Filter the records for lines holding the string "type".
::::::
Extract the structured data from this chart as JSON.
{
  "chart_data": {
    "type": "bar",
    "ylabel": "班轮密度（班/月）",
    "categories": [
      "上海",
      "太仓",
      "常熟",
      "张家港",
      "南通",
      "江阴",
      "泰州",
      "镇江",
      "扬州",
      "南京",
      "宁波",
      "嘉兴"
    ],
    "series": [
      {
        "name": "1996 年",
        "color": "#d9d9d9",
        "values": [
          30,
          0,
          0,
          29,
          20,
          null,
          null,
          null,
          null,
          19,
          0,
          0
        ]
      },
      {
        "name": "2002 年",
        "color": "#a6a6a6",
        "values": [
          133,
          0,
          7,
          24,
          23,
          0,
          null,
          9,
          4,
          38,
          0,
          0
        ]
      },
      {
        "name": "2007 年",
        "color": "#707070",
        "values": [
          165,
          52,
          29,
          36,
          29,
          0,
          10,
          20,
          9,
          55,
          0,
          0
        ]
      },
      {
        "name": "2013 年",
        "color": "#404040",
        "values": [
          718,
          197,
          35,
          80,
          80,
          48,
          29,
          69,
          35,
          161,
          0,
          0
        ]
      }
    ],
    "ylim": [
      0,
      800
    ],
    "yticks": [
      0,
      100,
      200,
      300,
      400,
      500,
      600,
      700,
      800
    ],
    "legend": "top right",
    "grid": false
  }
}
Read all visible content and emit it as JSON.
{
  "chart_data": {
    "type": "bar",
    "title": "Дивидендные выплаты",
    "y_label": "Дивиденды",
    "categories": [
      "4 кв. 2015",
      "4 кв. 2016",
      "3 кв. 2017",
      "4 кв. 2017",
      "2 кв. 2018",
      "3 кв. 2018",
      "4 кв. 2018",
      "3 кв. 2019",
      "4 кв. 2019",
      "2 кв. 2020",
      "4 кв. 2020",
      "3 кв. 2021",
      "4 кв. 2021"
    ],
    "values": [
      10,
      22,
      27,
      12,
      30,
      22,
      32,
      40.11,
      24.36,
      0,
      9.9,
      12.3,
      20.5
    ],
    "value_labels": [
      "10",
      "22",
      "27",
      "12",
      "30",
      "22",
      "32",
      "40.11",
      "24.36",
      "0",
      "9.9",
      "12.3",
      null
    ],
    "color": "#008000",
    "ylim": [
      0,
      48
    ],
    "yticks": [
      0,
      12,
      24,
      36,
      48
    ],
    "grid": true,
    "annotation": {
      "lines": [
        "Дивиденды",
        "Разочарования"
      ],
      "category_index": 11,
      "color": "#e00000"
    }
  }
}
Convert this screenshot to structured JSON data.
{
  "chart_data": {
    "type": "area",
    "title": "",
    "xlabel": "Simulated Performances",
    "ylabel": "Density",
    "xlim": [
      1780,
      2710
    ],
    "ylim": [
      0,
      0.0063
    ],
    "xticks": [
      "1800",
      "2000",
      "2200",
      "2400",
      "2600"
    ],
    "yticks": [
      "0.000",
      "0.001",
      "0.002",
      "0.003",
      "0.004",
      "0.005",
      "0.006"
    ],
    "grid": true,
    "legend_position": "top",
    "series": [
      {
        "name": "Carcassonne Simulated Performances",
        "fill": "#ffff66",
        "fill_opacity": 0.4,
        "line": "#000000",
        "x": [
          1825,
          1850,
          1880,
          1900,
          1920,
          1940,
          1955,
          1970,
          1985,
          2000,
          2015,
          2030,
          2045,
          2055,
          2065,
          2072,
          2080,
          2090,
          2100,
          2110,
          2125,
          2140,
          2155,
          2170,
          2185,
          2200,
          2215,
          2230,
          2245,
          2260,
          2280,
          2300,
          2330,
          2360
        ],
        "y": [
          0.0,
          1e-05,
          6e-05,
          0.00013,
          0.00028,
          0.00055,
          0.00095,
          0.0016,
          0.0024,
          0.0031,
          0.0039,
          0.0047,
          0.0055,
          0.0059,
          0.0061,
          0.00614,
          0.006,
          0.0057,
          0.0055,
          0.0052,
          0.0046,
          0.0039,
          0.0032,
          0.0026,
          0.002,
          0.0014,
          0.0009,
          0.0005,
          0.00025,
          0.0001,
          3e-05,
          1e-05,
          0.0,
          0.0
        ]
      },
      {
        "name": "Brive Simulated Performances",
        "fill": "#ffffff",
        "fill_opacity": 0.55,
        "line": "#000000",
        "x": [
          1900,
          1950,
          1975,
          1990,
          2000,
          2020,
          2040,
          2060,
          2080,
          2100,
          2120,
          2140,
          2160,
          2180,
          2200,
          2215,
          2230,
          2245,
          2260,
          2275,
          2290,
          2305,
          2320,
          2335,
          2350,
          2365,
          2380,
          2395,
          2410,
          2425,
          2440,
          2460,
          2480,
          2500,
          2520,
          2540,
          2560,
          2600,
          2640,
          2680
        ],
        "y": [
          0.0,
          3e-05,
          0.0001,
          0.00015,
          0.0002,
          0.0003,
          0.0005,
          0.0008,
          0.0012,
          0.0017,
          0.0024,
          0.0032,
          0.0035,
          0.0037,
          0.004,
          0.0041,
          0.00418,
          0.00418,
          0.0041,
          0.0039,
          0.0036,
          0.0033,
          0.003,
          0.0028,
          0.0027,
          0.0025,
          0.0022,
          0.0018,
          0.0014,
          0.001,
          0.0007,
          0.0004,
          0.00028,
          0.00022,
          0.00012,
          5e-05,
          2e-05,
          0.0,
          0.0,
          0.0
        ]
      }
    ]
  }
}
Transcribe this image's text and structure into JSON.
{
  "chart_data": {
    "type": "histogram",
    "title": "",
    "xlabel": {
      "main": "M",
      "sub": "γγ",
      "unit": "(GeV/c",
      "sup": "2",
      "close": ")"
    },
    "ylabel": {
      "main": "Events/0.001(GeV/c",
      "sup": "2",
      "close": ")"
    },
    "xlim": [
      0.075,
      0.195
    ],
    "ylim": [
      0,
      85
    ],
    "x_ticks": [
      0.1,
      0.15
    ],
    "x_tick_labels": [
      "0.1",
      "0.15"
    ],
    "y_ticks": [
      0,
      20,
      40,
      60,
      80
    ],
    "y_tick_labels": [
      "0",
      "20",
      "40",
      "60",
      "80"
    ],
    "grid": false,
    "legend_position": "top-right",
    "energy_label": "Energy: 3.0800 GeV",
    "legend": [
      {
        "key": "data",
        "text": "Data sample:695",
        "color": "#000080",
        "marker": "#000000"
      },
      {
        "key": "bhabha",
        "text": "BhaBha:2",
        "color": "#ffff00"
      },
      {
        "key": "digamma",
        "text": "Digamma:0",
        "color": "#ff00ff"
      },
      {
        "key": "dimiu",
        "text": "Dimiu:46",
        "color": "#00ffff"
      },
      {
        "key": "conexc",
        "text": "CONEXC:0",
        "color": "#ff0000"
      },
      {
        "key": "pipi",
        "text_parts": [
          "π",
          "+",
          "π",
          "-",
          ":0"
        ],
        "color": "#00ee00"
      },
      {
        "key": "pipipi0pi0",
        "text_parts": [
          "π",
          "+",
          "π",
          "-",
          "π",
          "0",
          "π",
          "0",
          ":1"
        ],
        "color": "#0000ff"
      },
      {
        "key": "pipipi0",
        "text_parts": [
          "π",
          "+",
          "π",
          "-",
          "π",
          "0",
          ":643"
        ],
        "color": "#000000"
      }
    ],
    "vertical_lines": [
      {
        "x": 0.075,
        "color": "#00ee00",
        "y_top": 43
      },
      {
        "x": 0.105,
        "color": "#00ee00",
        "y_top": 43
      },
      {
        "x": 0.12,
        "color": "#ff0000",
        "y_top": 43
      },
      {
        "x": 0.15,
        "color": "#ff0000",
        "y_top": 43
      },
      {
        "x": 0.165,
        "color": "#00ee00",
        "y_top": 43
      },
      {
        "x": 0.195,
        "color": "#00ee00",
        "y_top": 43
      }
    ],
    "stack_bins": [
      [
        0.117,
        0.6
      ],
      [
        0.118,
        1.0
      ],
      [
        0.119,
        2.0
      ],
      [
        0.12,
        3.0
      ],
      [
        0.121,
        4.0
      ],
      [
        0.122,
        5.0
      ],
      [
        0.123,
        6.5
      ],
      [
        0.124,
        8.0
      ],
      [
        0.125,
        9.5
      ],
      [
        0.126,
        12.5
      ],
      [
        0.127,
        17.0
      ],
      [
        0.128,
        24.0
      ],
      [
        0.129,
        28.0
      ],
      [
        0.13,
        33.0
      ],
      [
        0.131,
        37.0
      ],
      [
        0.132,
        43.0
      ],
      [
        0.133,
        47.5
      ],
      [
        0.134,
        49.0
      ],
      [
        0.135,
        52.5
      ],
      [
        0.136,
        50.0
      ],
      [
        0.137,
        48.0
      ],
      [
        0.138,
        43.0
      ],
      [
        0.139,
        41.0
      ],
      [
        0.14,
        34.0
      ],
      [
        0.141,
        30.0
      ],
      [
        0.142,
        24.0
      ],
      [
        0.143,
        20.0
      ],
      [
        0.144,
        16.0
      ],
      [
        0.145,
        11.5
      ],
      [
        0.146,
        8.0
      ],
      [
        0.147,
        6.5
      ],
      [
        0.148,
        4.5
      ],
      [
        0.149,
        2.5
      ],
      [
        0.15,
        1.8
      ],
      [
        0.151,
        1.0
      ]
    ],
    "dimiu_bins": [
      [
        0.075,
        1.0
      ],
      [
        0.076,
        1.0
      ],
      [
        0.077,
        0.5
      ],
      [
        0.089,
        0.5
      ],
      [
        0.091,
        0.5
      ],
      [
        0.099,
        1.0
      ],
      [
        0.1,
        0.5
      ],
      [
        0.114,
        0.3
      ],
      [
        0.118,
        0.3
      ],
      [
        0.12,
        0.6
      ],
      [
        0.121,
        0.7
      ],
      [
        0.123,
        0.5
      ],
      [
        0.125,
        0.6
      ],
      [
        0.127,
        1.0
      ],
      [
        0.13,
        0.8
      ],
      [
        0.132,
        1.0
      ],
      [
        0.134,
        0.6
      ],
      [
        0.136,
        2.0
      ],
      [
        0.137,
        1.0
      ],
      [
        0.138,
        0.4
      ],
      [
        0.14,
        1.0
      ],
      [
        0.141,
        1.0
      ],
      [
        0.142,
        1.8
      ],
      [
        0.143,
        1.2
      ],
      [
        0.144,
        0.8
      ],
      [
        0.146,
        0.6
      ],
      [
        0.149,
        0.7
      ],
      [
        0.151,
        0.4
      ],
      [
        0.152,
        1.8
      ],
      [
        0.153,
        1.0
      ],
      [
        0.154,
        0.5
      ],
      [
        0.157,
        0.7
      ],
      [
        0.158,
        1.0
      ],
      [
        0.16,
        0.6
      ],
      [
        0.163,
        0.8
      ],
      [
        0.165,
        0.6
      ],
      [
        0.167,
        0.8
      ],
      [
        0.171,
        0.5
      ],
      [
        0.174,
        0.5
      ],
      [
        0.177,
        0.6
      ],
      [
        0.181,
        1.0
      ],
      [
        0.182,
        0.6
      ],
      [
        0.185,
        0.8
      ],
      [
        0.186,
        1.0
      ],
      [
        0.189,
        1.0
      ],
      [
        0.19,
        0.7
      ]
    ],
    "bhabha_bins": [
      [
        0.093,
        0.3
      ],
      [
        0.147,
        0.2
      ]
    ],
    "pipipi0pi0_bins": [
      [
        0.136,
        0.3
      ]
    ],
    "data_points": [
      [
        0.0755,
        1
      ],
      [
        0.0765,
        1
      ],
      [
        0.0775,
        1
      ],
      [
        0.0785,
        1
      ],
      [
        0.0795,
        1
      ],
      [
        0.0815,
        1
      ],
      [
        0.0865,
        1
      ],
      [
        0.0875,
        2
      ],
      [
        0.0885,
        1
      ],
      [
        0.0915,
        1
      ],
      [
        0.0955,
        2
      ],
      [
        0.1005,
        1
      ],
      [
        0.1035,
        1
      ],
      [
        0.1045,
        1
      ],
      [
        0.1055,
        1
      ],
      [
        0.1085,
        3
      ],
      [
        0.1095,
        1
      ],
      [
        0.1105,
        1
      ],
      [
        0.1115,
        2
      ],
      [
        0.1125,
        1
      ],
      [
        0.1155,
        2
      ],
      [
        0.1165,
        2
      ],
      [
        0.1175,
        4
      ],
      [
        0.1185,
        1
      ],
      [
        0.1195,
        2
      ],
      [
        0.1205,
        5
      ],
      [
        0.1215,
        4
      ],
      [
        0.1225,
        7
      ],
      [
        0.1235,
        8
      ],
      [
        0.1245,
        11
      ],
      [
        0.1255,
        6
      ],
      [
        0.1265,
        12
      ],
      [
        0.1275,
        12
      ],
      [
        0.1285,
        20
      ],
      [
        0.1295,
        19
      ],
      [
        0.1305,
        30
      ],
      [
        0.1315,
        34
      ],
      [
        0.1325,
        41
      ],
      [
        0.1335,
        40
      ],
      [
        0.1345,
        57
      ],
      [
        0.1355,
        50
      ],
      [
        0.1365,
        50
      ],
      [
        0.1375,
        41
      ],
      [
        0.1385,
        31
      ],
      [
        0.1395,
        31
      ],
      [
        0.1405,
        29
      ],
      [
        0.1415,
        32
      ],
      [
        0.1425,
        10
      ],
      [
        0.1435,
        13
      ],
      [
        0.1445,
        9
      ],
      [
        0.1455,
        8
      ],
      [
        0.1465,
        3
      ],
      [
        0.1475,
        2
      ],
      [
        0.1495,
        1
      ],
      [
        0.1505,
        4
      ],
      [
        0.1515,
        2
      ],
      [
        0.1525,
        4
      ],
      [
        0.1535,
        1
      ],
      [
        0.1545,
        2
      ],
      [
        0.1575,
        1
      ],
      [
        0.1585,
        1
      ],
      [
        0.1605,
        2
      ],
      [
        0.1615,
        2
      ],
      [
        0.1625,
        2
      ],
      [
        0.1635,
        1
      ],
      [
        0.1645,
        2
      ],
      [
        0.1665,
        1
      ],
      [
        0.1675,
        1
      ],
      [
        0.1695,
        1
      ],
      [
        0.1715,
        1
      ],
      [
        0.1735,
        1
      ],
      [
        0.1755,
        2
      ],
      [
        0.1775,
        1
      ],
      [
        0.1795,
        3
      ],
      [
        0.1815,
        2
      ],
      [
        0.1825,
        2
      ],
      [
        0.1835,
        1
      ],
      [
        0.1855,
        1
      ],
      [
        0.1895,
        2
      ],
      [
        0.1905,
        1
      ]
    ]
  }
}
::::::
* [Result]
    "type": "bar",
    "type": "bar",
    "type": "area",
    "type": "histogram",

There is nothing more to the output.